» **YOUR GOAL**
Take the data below and repeat it exactly.

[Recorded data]
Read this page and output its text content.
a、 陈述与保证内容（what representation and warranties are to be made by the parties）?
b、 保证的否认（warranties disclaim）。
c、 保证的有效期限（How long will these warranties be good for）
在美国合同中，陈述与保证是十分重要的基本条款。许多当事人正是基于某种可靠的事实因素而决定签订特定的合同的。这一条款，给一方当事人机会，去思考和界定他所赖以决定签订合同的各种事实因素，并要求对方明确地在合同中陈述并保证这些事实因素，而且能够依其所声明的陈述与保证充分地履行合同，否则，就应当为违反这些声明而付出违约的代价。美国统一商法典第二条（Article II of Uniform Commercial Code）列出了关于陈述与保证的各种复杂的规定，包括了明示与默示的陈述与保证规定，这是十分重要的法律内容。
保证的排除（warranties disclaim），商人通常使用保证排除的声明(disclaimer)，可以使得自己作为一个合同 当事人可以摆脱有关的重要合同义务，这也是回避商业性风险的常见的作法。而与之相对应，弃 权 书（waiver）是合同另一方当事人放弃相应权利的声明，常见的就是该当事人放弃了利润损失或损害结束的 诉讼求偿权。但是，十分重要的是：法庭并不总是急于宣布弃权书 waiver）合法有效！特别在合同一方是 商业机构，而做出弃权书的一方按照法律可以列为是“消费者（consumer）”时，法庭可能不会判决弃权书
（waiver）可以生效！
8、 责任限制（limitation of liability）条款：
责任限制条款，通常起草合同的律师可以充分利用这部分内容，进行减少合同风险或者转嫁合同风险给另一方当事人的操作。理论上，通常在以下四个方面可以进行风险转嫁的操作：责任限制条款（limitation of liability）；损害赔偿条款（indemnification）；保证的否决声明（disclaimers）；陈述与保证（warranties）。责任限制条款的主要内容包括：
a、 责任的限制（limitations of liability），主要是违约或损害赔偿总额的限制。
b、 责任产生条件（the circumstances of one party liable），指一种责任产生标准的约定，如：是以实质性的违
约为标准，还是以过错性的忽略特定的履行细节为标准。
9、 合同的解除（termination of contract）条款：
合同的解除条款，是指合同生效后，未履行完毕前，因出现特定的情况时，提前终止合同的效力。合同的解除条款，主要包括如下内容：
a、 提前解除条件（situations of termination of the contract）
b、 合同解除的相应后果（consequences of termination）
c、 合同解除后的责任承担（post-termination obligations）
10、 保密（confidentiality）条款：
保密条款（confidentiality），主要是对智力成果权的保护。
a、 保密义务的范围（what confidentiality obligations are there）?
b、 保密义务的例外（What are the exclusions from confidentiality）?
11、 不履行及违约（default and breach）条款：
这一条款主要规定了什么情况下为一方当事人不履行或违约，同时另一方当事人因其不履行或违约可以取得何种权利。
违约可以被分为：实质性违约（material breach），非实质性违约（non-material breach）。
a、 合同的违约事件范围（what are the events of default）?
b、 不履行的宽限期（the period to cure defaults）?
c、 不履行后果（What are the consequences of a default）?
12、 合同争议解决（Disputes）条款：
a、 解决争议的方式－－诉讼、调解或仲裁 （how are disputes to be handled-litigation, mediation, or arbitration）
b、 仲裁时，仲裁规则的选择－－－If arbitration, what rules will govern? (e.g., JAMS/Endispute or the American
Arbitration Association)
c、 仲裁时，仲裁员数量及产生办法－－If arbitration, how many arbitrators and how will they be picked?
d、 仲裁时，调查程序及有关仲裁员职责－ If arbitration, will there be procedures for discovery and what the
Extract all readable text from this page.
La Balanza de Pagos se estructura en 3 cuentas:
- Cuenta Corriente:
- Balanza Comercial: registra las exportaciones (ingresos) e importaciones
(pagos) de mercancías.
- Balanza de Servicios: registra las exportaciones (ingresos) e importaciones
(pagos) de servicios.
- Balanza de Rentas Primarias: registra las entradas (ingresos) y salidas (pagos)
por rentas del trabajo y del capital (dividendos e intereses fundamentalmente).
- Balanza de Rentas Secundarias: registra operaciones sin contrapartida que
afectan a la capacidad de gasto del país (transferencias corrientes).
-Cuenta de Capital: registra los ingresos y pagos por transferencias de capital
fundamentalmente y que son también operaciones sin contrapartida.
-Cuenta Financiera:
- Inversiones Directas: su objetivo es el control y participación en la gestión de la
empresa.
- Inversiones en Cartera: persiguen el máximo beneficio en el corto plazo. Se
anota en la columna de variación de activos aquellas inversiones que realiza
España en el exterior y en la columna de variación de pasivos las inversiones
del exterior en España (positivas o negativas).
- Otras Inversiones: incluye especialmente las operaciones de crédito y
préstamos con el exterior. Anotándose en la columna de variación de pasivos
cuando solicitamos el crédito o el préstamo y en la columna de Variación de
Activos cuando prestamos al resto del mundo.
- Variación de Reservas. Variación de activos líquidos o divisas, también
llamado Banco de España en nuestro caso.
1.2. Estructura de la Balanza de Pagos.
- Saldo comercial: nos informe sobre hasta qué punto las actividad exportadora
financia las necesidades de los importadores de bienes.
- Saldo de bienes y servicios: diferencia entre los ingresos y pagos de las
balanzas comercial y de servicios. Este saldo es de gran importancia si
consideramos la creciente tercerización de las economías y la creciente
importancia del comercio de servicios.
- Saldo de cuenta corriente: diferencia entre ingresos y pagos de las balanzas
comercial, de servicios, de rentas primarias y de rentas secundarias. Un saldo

» **TASK RESPONSE**
Read this page and output its text content.
a、 陈述与保证内容（what representation and warranties are to be made by the parties）?
b、 保证的否认（warranties disclaim）。
c、 保证的有效期限（How long will these warranties be good for）
在美国合同中，陈述与保证是十分重要的基本条款。许多当事人正是基于某种可靠的事实因素而决定签订特定的合同的。这一条款，给一方当事人机会，去思考和界定他所赖以决定签订合同的各种事实因素，并要求对方明确地在合同中陈述并保证这些事实因素，而且能够依其所声明的陈述与保证充分地履行合同，否则，就应当为违反这些声明而付出违约的代价。美国统一商法典第二条（Article II of Uniform Commercial Code）列出了关于陈述与保证的各种复杂的规定，包括了明示与默示的陈述与保证规定，这是十分重要的法律内容。
保证的排除（warranties disclaim），商人通常使用保证排除的声明(disclaimer)，可以使得自己作为一个合同 当事人可以摆脱有关的重要合同义务，这也是回避商业性风险的常见的作法。而与之相对应，弃 权 书（waiver）是合同另一方当事人放弃相应权利的声明，常见的就是该当事人放弃了利润损失或损害结束的 诉讼求偿权。但是，十分重要的是：法庭并不总是急于宣布弃权书 waiver）合法有效！特别在合同一方是 商业机构，而做出弃权书的一方按照法律可以列为是“消费者（consumer）”时，法庭可能不会判决弃权书
（waiver）可以生效！
8、 责任限制（limitation of liability）条款：
责任限制条款，通常起草合同的律师可以充分利用这部分内容，进行减少合同风险或者转嫁合同风险给另一方当事人的操作。理论上，通常在以下四个方面可以进行风险转嫁的操作：责任限制条款（limitation of liability）；损害赔偿条款（indemnification）；保证的否决声明（disclaimers）；陈述与保证（warranties）。责任限制条款的主要内容包括：
a、 责任的限制（limitations of liability），主要是违约或损害赔偿总额的限制。
b、 责任产生条件（the circumstances of one party liable），指一种责任产生标准的约定，如：是以实质性的违
约为标准，还是以过错性的忽略特定的履行细节为标准。
9、 合同的解除（termination of contract）条款：
合同的解除条款，是指合同生效后，未履行完毕前，因出现特定的情况时，提前终止合同的效力。合同的解除条款，主要包括如下内容：
a、 提前解除条件（situations of termination of the contract）
b、 合同解除的相应后果（consequences of termination）
c、 合同解除后的责任承担（post-termination obligations）
10、 保密（confidentiality）条款：
保密条款（confidentiality），主要是对智力成果权的保护。
a、 保密义务的范围（what confidentiality obligations are there）?
b、 保密义务的例外（What are the exclusions from confidentiality）?
11、 不履行及违约（default and breach）条款：
这一条款主要规定了什么情况下为一方当事人不履行或违约，同时另一方当事人因其不履行或违约可以取得何种权利。
违约可以被分为：实质性违约（material breach），非实质性违约（non-material breach）。
a、 合同的违约事件范围（what are the events of default）?
b、 不履行的宽限期（the period to cure defaults）?
c、 不履行后果（What are the consequences of a default）?
12、 合同争议解决（Disputes）条款：
a、 解决争议的方式－－诉讼、调解或仲裁 （how are disputes to be handled-litigation, mediation, or arbitration）
b、 仲裁时，仲裁规则的选择－－－If arbitration, what rules will govern? (e.g., JAMS/Endispute or the American
Arbitration Association)
c、 仲裁时，仲裁员数量及产生办法－－If arbitration, how many arbitrators and how will they be picked?
d、 仲裁时，调查程序及有关仲裁员职责－ If arbitration, will there be procedures for discovery and what the
Extract all readable text from this page.
La Balanza de Pagos se estructura en 3 cuentas:
- Cuenta Corriente:
- Balanza Comercial: registra las exportaciones (ingresos) e importaciones
(pagos) de mercancías.
- Balanza de Servicios: registra las exportaciones (ingresos) e importaciones
(pagos) de servicios.
- Balanza de Rentas Primarias: registra las entradas (ingresos) y salidas (pagos)
por rentas del trabajo y del capital (dividendos e intereses fundamentalmente).
- Balanza de Rentas Secundarias: registra operaciones sin contrapartida que
afectan a la capacidad de gasto del país (transferencias corrientes).
-Cuenta de Capital: registra los ingresos y pagos por transferencias de capital
fundamentalmente y que son también operaciones sin contrapartida.
-Cuenta Financiera:
- Inversiones Directas: su objetivo es el control y participación en la gestión de la
empresa.
- Inversiones en Cartera: persiguen el máximo beneficio en el corto plazo. Se
anota en la columna de variación de activos aquellas inversiones que realiza
España en el exterior y en la columna de variación de pasivos las inversiones
del exterior en España (positivas o negativas).
- Otras Inversiones: incluye especialmente las operaciones de crédito y
préstamos con el exterior. Anotándose en la columna de variación de pasivos
cuando solicitamos el crédito o el préstamo y en la columna de Variación de
Activos cuando prestamos al resto del mundo.
- Variación de Reservas. Variación de activos líquidos o divisas, también
llamado Banco de España en nuestro caso.
1.2. Estructura de la Balanza de Pagos.
- Saldo comercial: nos informe sobre hasta qué punto las actividad exportadora
financia las necesidades de los importadores de bienes.
- Saldo de bienes y servicios: diferencia entre los ingresos y pagos de las
balanzas comercial y de servicios. Este saldo es de gran importancia si
consideramos la creciente tercerización de las economías y la creciente
importancia del comercio de servicios.
- Saldo de cuenta corriente: diferencia entre ingresos y pagos de las balanzas
comercial, de servicios, de rentas primarias y de rentas secundarias. Un saldo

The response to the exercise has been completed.